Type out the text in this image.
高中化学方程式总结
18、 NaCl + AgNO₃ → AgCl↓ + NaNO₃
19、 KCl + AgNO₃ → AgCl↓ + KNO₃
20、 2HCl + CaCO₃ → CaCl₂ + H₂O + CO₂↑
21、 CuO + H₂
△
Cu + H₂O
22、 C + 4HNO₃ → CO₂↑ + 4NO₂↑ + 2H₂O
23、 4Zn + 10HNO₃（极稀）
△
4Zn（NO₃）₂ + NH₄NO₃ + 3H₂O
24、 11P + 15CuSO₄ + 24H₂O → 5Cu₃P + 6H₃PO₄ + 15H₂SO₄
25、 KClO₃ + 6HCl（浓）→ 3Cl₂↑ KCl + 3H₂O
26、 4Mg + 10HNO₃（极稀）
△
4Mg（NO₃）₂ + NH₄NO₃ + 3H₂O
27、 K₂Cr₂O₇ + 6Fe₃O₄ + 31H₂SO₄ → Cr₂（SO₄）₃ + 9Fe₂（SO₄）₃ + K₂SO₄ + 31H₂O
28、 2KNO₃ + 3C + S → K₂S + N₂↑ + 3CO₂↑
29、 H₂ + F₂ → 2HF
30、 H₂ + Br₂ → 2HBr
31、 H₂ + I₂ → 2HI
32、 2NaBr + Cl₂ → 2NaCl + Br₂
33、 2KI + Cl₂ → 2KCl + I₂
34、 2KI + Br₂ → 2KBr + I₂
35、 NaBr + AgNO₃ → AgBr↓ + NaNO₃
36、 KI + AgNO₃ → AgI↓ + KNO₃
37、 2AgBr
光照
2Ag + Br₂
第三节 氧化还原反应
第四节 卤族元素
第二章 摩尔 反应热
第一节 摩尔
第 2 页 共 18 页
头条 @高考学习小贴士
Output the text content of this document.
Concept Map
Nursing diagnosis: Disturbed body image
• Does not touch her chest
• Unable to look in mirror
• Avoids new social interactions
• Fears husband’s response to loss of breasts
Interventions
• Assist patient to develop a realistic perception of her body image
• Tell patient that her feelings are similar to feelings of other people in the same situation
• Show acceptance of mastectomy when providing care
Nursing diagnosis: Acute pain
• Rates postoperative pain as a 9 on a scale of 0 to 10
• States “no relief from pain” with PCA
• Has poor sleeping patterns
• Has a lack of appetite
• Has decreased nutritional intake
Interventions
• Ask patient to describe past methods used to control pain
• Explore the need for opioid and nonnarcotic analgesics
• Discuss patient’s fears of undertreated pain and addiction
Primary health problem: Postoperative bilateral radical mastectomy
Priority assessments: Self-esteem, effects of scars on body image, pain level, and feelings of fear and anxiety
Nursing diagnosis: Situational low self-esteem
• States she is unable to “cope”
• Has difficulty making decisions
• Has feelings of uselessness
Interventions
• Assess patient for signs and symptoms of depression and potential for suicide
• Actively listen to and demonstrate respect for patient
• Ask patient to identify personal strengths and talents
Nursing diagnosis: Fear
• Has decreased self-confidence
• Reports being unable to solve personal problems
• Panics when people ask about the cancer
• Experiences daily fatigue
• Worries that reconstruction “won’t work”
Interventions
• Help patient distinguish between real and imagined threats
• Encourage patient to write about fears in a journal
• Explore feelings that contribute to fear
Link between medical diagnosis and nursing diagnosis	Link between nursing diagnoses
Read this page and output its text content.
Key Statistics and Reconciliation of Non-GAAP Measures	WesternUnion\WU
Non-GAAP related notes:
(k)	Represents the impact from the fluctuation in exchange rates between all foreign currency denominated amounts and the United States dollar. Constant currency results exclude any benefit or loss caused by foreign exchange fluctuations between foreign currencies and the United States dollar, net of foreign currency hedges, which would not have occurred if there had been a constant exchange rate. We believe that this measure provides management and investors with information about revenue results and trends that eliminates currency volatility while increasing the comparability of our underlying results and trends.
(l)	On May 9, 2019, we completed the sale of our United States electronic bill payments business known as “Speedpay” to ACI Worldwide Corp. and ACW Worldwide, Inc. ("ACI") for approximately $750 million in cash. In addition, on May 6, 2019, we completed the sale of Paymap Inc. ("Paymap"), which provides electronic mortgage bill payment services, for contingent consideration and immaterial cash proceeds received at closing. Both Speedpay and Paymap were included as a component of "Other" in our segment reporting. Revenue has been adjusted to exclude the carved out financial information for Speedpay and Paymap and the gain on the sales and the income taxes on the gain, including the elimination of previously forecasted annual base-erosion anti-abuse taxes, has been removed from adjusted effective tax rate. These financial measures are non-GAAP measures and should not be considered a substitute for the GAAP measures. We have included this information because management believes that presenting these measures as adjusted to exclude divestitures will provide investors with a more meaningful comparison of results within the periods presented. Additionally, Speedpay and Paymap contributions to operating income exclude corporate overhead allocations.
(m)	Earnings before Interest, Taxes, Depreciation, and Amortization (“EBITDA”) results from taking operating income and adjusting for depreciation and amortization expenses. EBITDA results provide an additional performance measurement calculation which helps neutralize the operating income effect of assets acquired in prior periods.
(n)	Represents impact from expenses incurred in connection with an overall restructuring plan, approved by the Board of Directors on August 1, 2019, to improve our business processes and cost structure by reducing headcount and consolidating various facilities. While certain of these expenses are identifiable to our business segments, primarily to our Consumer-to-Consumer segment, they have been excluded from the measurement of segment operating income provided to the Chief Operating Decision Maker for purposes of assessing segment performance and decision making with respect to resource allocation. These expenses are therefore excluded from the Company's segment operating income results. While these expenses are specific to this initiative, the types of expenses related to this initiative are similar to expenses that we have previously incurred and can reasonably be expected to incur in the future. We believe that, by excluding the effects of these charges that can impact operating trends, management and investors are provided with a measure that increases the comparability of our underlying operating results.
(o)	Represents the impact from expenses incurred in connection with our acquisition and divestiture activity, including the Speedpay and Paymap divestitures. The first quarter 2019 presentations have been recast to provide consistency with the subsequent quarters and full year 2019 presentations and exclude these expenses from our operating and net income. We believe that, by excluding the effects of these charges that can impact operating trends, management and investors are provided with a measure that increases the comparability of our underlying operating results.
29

+ + + + + + +

Reproduce the entries above exactly.

Type out the text in this image.
高中化学方程式总结
18、 NaCl + AgNO₃ → AgCl↓ + NaNO₃
19、 KCl + AgNO₃ → AgCl↓ + KNO₃
20、 2HCl + CaCO₃ → CaCl₂ + H₂O + CO₂↑
21、 CuO + H₂
△
Cu + H₂O
22、 C + 4HNO₃ → CO₂↑ + 4NO₂↑ + 2H₂O
23、 4Zn + 10HNO₃（极稀）
△
4Zn（NO₃）₂ + NH₄NO₃ + 3H₂O
24、 11P + 15CuSO₄ + 24H₂O → 5Cu₃P + 6H₃PO₄ + 15H₂SO₄
25、 KClO₃ + 6HCl（浓）→ 3Cl₂↑ KCl + 3H₂O
26、 4Mg + 10HNO₃（极稀）
△
4Mg（NO₃）₂ + NH₄NO₃ + 3H₂O
27、 K₂Cr₂O₇ + 6Fe₃O₄ + 31H₂SO₄ → Cr₂（SO₄）₃ + 9Fe₂（SO₄）₃ + K₂SO₄ + 31H₂O
28、 2KNO₃ + 3C + S → K₂S + N₂↑ + 3CO₂↑
29、 H₂ + F₂ → 2HF
30、 H₂ + Br₂ → 2HBr
31、 H₂ + I₂ → 2HI
32、 2NaBr + Cl₂ → 2NaCl + Br₂
33、 2KI + Cl₂ → 2KCl + I₂
34、 2KI + Br₂ → 2KBr + I₂
35、 NaBr + AgNO₃ → AgBr↓ + NaNO₃
36、 KI + AgNO₃ → AgI↓ + KNO₃
37、 2AgBr
光照
2Ag + Br₂
第三节 氧化还原反应
第四节 卤族元素
第二章 摩尔 反应热
第一节 摩尔
第 2 页 共 18 页
头条 @高考学习小贴士
Output the text content of this document.
Concept Map
Nursing diagnosis: Disturbed body image
• Does not touch her chest
• Unable to look in mirror
• Avoids new social interactions
• Fears husband’s response to loss of breasts
Interventions
• Assist patient to develop a realistic perception of her body image
• Tell patient that her feelings are similar to feelings of other people in the same situation
• Show acceptance of mastectomy when providing care
Nursing diagnosis: Acute pain
• Rates postoperative pain as a 9 on a scale of 0 to 10
• States “no relief from pain” with PCA
• Has poor sleeping patterns
• Has a lack of appetite
• Has decreased nutritional intake
Interventions
• Ask patient to describe past methods used to control pain
• Explore the need for opioid and nonnarcotic analgesics
• Discuss patient’s fears of undertreated pain and addiction
Primary health problem: Postoperative bilateral radical mastectomy
Priority assessments: Self-esteem, effects of scars on body image, pain level, and feelings of fear and anxiety
Nursing diagnosis: Situational low self-esteem
• States she is unable to “cope”
• Has difficulty making decisions
• Has feelings of uselessness
Interventions
• Assess patient for signs and symptoms of depression and potential for suicide
• Actively listen to and demonstrate respect for patient
• Ask patient to identify personal strengths and talents
Nursing diagnosis: Fear
• Has decreased self-confidence
• Reports being unable to solve personal problems
• Panics when people ask about the cancer
• Experiences daily fatigue
• Worries that reconstruction “won’t work”
Interventions
• Help patient distinguish between real and imagined threats
• Encourage patient to write about fears in a journal
• Explore feelings that contribute to fear
Link between medical diagnosis and nursing diagnosis	Link between nursing diagnoses
Read this page and output its text content.
Key Statistics and Reconciliation of Non-GAAP Measures	WesternUnion\WU
Non-GAAP related notes:
(k)	Represents the impact from the fluctuation in exchange rates between all foreign currency denominated amounts and the United States dollar. Constant currency results exclude any benefit or loss caused by foreign exchange fluctuations between foreign currencies and the United States dollar, net of foreign currency hedges, which would not have occurred if there had been a constant exchange rate. We believe that this measure provides management and investors with information about revenue results and trends that eliminates currency volatility while increasing the comparability of our underlying results and trends.
(l)	On May 9, 2019, we completed the sale of our United States electronic bill payments business known as “Speedpay” to ACI Worldwide Corp. and ACW Worldwide, Inc. ("ACI") for approximately $750 million in cash. In addition, on May 6, 2019, we completed the sale of Paymap Inc. ("Paymap"), which provides electronic mortgage bill payment services, for contingent consideration and immaterial cash proceeds received at closing. Both Speedpay and Paymap were included as a component of "Other" in our segment reporting. Revenue has been adjusted to exclude the carved out financial information for Speedpay and Paymap and the gain on the sales and the income taxes on the gain, including the elimination of previously forecasted annual base-erosion anti-abuse taxes, has been removed from adjusted effective tax rate. These financial measures are non-GAAP measures and should not be considered a substitute for the GAAP measures. We have included this information because management believes that presenting these measures as adjusted to exclude divestitures will provide investors with a more meaningful comparison of results within the periods presented. Additionally, Speedpay and Paymap contributions to operating income exclude corporate overhead allocations.
(m)	Earnings before Interest, Taxes, Depreciation, and Amortization (“EBITDA”) results from taking operating income and adjusting for depreciation and amortization expenses. EBITDA results provide an additional performance measurement calculation which helps neutralize the operating income effect of assets acquired in prior periods.
(n)	Represents impact from expenses incurred in connection with an overall restructuring plan, approved by the Board of Directors on August 1, 2019, to improve our business processes and cost structure by reducing headcount and consolidating various facilities. While certain of these expenses are identifiable to our business segments, primarily to our Consumer-to-Consumer segment, they have been excluded from the measurement of segment operating income provided to the Chief Operating Decision Maker for purposes of assessing segment performance and decision making with respect to resource allocation. These expenses are therefore excluded from the Company's segment operating income results. While these expenses are specific to this initiative, the types of expenses related to this initiative are similar to expenses that we have previously incurred and can reasonably be expected to incur in the future. We believe that, by excluding the effects of these charges that can impact operating trends, management and investors are provided with a measure that increases the comparability of our underlying operating results.
(o)	Represents the impact from expenses incurred in connection with our acquisition and divestiture activity, including the Speedpay and Paymap divestitures. The first quarter 2019 presentations have been recast to provide consistency with the subsequent quarters and full year 2019 presentations and exclude these expenses from our operating and net income. We believe that, by excluding the effects of these charges that can impact operating trends, management and investors are provided with a measure that increases the comparability of our underlying operating results.
29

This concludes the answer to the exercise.